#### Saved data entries
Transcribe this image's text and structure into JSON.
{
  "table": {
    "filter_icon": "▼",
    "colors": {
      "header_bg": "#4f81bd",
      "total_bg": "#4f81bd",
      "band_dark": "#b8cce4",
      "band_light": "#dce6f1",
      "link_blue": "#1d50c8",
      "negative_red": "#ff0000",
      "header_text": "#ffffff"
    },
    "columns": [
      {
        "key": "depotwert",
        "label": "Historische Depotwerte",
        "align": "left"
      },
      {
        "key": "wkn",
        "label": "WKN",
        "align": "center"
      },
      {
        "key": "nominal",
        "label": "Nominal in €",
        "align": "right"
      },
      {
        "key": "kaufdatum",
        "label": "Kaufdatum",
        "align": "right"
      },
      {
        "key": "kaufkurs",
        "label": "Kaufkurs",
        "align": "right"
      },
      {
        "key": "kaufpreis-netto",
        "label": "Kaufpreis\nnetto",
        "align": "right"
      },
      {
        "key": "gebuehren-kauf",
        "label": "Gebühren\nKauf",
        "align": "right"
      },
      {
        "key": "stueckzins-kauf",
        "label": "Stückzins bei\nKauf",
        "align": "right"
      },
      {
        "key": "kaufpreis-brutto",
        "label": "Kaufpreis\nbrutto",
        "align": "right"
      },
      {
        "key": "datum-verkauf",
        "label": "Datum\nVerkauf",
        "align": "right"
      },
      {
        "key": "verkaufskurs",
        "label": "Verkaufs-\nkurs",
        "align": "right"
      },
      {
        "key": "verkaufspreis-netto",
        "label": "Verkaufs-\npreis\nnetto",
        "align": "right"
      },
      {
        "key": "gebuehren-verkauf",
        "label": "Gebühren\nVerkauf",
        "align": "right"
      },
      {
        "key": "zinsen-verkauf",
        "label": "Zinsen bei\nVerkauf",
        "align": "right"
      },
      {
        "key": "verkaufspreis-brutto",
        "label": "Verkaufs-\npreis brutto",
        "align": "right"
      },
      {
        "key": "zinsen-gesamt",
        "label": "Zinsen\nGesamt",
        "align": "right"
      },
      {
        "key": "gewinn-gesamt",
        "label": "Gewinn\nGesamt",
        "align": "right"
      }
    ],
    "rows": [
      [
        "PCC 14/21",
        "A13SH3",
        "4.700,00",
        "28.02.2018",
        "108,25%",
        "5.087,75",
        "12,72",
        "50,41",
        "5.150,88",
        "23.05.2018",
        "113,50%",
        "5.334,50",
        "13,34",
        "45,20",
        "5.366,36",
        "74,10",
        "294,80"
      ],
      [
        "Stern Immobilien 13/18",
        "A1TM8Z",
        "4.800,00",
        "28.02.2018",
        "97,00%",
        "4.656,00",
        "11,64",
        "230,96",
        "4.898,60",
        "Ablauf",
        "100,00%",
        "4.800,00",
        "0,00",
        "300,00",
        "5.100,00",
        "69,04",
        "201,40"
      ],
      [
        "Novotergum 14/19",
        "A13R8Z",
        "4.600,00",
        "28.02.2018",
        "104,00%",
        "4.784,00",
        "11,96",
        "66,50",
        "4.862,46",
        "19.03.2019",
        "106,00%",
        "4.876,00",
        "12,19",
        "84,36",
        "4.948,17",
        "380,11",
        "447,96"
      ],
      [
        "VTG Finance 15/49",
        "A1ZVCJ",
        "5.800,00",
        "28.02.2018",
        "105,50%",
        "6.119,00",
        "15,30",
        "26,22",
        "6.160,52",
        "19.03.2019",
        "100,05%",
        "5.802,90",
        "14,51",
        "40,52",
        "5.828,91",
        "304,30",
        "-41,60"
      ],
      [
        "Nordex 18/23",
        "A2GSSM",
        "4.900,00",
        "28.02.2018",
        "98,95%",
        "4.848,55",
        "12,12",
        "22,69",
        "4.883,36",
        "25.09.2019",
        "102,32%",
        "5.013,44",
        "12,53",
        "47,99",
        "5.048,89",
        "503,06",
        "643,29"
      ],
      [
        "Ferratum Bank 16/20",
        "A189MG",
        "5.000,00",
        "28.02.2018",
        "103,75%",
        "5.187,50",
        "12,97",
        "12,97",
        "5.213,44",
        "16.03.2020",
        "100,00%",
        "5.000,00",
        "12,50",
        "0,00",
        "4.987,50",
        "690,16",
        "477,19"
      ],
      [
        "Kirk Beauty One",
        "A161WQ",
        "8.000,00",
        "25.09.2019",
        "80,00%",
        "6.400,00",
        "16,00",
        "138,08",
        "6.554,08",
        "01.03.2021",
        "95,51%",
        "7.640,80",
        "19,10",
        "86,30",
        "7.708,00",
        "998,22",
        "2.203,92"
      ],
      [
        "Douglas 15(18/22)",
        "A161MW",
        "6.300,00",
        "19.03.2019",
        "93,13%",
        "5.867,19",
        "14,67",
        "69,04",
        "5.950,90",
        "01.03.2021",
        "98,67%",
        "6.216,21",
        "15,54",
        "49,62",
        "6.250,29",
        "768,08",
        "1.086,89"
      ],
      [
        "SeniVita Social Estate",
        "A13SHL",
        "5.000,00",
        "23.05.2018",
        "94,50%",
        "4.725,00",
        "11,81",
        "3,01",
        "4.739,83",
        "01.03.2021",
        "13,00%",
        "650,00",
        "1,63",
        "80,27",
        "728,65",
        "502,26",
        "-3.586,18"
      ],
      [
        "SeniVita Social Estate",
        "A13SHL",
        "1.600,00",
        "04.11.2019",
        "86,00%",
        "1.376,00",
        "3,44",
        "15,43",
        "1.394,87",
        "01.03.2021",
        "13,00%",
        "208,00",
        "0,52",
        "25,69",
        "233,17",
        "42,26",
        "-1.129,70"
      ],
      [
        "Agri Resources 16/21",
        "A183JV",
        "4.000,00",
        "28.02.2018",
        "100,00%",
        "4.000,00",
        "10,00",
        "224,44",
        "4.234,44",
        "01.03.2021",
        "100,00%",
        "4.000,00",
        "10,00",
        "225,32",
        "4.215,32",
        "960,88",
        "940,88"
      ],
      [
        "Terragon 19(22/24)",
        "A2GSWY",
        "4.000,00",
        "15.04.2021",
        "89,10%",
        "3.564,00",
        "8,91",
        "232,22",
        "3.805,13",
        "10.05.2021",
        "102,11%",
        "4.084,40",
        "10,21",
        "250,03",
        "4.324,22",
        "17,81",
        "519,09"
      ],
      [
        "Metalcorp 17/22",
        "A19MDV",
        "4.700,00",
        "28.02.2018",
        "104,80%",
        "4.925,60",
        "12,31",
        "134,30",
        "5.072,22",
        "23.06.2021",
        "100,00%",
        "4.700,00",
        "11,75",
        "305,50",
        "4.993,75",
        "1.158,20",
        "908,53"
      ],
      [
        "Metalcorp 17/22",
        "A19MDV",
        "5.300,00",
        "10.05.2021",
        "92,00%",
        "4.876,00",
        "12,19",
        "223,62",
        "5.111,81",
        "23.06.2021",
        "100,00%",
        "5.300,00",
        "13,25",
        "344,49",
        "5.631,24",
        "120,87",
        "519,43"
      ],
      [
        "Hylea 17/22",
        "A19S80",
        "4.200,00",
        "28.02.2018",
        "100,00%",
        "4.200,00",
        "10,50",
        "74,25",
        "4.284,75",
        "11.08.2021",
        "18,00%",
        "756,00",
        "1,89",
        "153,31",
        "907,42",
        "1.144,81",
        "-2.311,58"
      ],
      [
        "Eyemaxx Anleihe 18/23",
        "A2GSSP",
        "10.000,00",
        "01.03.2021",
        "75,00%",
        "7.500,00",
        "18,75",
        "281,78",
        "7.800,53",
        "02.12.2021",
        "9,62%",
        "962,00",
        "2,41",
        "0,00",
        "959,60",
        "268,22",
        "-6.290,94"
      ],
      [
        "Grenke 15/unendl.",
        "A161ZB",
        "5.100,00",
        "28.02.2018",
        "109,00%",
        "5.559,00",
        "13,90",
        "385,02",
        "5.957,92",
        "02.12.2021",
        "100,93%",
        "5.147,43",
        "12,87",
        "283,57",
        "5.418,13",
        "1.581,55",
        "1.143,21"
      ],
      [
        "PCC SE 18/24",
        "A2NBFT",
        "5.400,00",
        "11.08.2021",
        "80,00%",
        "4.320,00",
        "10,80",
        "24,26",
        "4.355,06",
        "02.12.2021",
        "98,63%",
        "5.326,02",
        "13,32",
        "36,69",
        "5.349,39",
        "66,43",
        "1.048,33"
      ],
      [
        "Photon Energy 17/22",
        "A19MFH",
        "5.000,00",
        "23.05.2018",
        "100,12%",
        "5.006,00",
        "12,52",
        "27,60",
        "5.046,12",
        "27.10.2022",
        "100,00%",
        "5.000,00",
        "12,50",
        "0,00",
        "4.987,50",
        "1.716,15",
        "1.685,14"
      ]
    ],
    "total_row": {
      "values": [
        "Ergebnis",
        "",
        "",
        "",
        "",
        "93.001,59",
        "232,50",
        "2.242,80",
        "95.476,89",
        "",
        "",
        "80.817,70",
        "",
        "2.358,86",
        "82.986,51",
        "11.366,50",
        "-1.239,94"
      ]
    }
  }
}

#### Stated exercise
Scan the material and collect every line that contains "verkaufspreis".

#### Reply
        "key": "verkaufspreis-netto",
        "key": "verkaufspreis-brutto",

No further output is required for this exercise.